*** Provided data
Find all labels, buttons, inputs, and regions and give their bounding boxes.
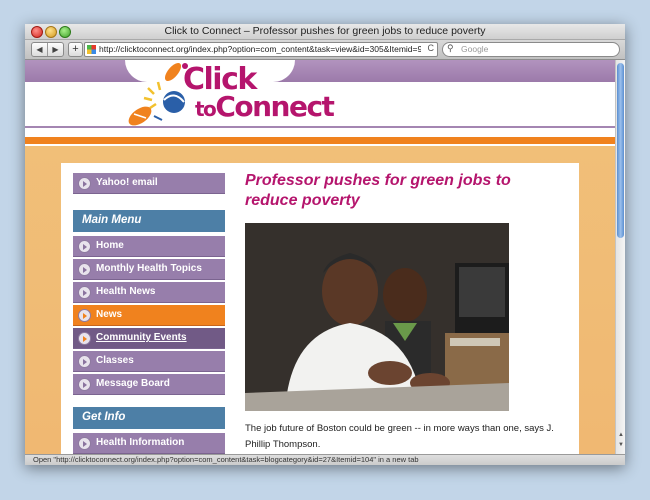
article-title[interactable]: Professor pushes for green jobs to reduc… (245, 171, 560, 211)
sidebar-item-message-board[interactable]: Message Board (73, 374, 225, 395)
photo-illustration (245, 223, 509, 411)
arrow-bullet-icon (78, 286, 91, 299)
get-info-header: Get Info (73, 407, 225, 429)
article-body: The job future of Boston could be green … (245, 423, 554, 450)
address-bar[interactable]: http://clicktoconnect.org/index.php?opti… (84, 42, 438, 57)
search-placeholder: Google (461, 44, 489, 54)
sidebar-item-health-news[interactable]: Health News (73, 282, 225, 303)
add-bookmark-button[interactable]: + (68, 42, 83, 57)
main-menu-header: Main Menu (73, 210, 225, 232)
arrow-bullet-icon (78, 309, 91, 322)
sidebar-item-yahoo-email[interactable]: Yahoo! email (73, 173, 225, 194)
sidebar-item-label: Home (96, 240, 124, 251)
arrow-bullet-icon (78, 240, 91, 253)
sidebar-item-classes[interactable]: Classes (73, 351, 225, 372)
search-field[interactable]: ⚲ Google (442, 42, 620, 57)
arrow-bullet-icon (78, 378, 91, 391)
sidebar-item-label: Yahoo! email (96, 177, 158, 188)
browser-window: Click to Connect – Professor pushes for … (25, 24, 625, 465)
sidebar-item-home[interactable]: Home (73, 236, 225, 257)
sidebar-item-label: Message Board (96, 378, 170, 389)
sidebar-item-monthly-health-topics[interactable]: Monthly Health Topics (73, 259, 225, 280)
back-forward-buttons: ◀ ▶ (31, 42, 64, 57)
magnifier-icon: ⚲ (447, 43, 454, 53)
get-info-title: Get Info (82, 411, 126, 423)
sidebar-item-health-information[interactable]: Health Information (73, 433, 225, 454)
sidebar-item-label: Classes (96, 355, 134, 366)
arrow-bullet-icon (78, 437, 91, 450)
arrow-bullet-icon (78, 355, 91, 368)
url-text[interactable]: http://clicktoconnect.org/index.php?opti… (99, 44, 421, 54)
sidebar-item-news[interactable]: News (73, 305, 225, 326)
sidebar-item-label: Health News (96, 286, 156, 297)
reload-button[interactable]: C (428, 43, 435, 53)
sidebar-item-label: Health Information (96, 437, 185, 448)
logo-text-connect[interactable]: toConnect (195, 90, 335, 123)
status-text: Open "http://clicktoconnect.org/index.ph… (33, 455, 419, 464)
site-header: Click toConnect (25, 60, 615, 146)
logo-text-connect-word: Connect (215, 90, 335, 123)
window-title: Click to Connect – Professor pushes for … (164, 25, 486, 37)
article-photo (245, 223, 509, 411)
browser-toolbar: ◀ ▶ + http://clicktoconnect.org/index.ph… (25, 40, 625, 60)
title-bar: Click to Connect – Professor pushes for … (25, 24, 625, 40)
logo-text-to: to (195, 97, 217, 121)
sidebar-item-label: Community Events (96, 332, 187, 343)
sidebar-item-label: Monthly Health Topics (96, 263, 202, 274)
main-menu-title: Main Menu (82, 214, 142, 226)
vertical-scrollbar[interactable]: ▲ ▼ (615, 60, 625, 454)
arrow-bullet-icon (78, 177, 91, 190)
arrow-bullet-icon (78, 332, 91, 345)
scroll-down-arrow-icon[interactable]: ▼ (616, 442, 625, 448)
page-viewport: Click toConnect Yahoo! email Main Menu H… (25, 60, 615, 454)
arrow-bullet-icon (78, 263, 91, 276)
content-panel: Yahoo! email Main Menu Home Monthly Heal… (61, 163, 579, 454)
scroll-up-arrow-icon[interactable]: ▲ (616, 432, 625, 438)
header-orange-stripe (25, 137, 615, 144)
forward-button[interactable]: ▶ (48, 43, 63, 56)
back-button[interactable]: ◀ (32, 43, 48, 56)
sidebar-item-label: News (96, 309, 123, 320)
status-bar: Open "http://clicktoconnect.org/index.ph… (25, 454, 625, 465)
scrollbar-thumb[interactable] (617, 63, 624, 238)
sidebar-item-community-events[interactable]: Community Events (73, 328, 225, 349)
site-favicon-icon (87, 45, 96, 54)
******
Could you put every line of the records above into a JSON list of strings, one string per line, skipping blank lines and leaving out the pictures?

» **The completed task**
[
  "Find all labels, buttons, inputs, and regions and give their bounding boxes.",
  "article-title[interactable]: Professor pushes for green jobs to reduc… (245, 171, 560, 211)",
  "sidebar-item-message-board[interactable]: Message Board (73, 374, 225, 395)",
  "photo-illustration (245, 223, 509, 411)",
  "arrow-bullet-icon (78, 286, 91, 299)",
  "get-info-header: Get Info (73, 407, 225, 429)",
  "article-body: The job future of Boston could be green … (245, 423, 554, 450)",
  "address-bar[interactable]: http://clicktoconnect.org/index.php?opti… (84, 42, 438, 57)",
  "search-placeholder: Google (461, 44, 489, 54)",
  "sidebar-item-health-news[interactable]: Health News (73, 282, 225, 303)",
  "add-bookmark-button[interactable]: + (68, 42, 83, 57)",
  "main-menu-header: Main Menu (73, 210, 225, 232)",
  "arrow-bullet-icon (78, 309, 91, 322)",
  "sidebar-item-yahoo-email[interactable]: Yahoo! email (73, 173, 225, 194)",
  "sidebar-item-label: Home (96, 240, 124, 251)",
  "arrow-bullet-icon (78, 240, 91, 253)",
  "sidebar-item-classes[interactable]: Classes (73, 351, 225, 372)",
  "search-field[interactable]: ⚲ Google (442, 42, 620, 57)",
  "arrow-bullet-icon (78, 378, 91, 391)",
  "sidebar-item-label: Yahoo! email (96, 177, 158, 188)",
  "browser-window: Click to Connect – Professor pushes for … (25, 24, 625, 465)",
  "sidebar-item-home[interactable]: Home (73, 236, 225, 257)",
  "sidebar-item-label: Message Board (96, 378, 170, 389)",
  "sidebar-item-monthly-health-topics[interactable]: Monthly Health Topics (73, 259, 225, 280)",
  "back-forward-buttons: ◀ ▶ (31, 42, 64, 57)",
  "magnifier-icon: ⚲ (447, 43, 454, 53)",
  "get-info-title: Get Info (82, 411, 126, 423)",
  "sidebar-item-health-information[interactable]: Health Information (73, 433, 225, 454)",
  "sidebar-item-label: Classes (96, 355, 134, 366)",
  "arrow-bullet-icon (78, 437, 91, 450)",
  "arrow-bullet-icon (78, 355, 91, 368)",
  "url-text[interactable]: http://clicktoconnect.org/index.php?opti… (99, 44, 421, 54)",
  "sidebar-item-news[interactable]: News (73, 305, 225, 326)",
  "sidebar-item-label: Health News (96, 286, 156, 297)",
  "reload-button[interactable]: C (428, 43, 435, 53)",
  "sidebar-item-label: Health Information (96, 437, 185, 448)",
  "logo-text-connect[interactable]: toConnect (195, 90, 335, 123)",
  "status-text: Open \"http://clicktoconnect.org/index.ph… (33, 455, 419, 464)",
  "site-header: Click toConnect (25, 60, 615, 146)",
  "logo-text-connect-word: Connect (215, 90, 335, 123)",
  "window-title: Click to Connect – Professor pushes for … (164, 25, 486, 37)",
  "article-photo (245, 223, 509, 411)",
  "browser-toolbar: ◀ ▶ + http://clicktoconnect.org/index.ph… (25, 40, 625, 60)",
  "title-bar: Click to Connect – Professor pushes for … (25, 24, 625, 40)",
  "logo-text-to: to (195, 97, 217, 121)",
  "sidebar-item-label: Community Events (96, 332, 187, 343)",
  "sidebar-item-label: Monthly Health Topics (96, 263, 202, 274)",
  "main-menu-title: Main Menu (82, 214, 142, 226)",
  "vertical-scrollbar[interactable]: ▲ ▼ (615, 60, 625, 454)",
  "arrow-bullet-icon (78, 177, 91, 190)",
  "arrow-bullet-icon (78, 332, 91, 345)",
  "scroll-down-arrow-icon[interactable]: ▼ (616, 442, 625, 448)",
  "page-viewport: Click toConnect Yahoo! email Main Menu H… (25, 60, 615, 454)",
  "arrow-bullet-icon (78, 263, 91, 276)",
  "content-panel: Yahoo! email Main Menu Home Monthly Heal… (61, 163, 579, 454)",
  "scroll-up-arrow-icon[interactable]: ▲ (616, 432, 625, 438)",
  "header-orange-stripe (25, 137, 615, 144)",
  "forward-button[interactable]: ▶ (48, 43, 63, 56)",
  "back-button[interactable]: ◀ (32, 43, 48, 56)",
  "sidebar-item-label: News (96, 309, 123, 320)",
  "status-bar: Open \"http://clicktoconnect.org/index.ph… (25, 454, 625, 465)",
  "scrollbar-thumb[interactable] (617, 63, 624, 238)",
  "sidebar-item-community-events[interactable]: Community Events (73, 328, 225, 349)",
  "site-favicon-icon (87, 45, 96, 54)"
]